(Data excerpts)
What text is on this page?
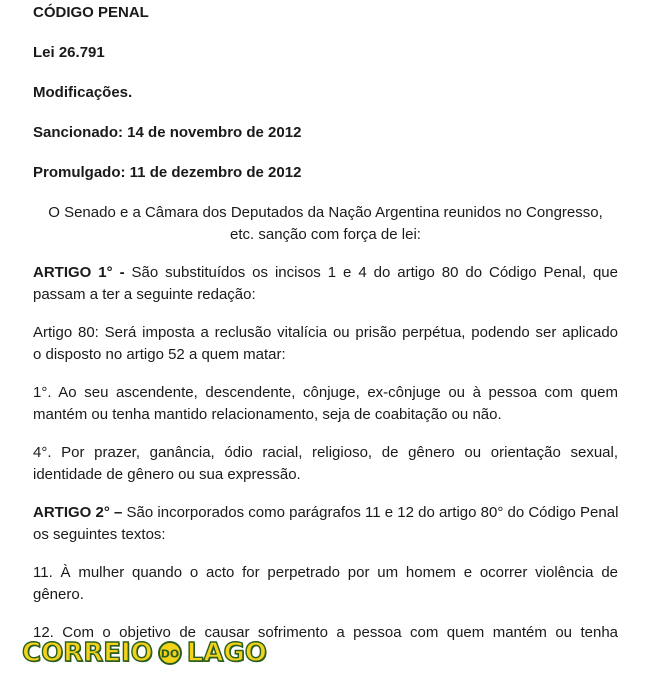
CÓDIGO PENAL
Lei 26.791
Modificações.
Sancionado: 14 de novembro de 2012
Promulgado: 11 de dezembro de 2012
O Senado e a Câmara dos Deputados da Nação Argentina reunidos no Congresso,
etc. sanção com força de lei:
ARTIGO 1° - São substituídos os incisos 1 e 4 do artigo 80 do Código Penal, que
passam a ter a seguinte redação:
Artigo 80: Será imposta a reclusão vitalícia ou prisão perpétua, podendo ser aplicado
o disposto no artigo 52 a quem matar:
1°. Ao seu ascendente, descendente, cônjuge, ex-cônjuge ou à pessoa com quem
mantém ou tenha mantido relacionamento, seja de coabitação ou não.
4°. Por prazer, ganância, ódio racial, religioso, de gênero ou orientação sexual,
identidade de gênero ou sua expressão.
ARTIGO 2° – São incorporados como parágrafos 11 e 12 do artigo 80° do Código Penal
os seguintes textos:
11. À mulher quando o acto for perpetrado por um homem e ocorrer violência de
gênero.
12. Com o objetivo de causar sofrimento a pessoa com quem mantém ou tenha
CORREIO DO LAGO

YOUR TASK> Every record above should be transcribed exactly; the pictures stay out of the copy.

TASK ANSWER>
What text is on this page?
CÓDIGO PENAL
Lei 26.791
Modificações.
Sancionado: 14 de novembro de 2012
Promulgado: 11 de dezembro de 2012
O Senado e a Câmara dos Deputados da Nação Argentina reunidos no Congresso,
etc. sanção com força de lei:
ARTIGO 1° - São substituídos os incisos 1 e 4 do artigo 80 do Código Penal, que
passam a ter a seguinte redação:
Artigo 80: Será imposta a reclusão vitalícia ou prisão perpétua, podendo ser aplicado
o disposto no artigo 52 a quem matar:
1°. Ao seu ascendente, descendente, cônjuge, ex-cônjuge ou à pessoa com quem
mantém ou tenha mantido relacionamento, seja de coabitação ou não.
4°. Por prazer, ganância, ódio racial, religioso, de gênero ou orientação sexual,
identidade de gênero ou sua expressão.
ARTIGO 2° – São incorporados como parágrafos 11 e 12 do artigo 80° do Código Penal
os seguintes textos:
11. À mulher quando o acto for perpetrado por um homem e ocorrer violência de
gênero.
12. Com o objetivo de causar sofrimento a pessoa com quem mantém ou tenha
CORREIO DO LAGO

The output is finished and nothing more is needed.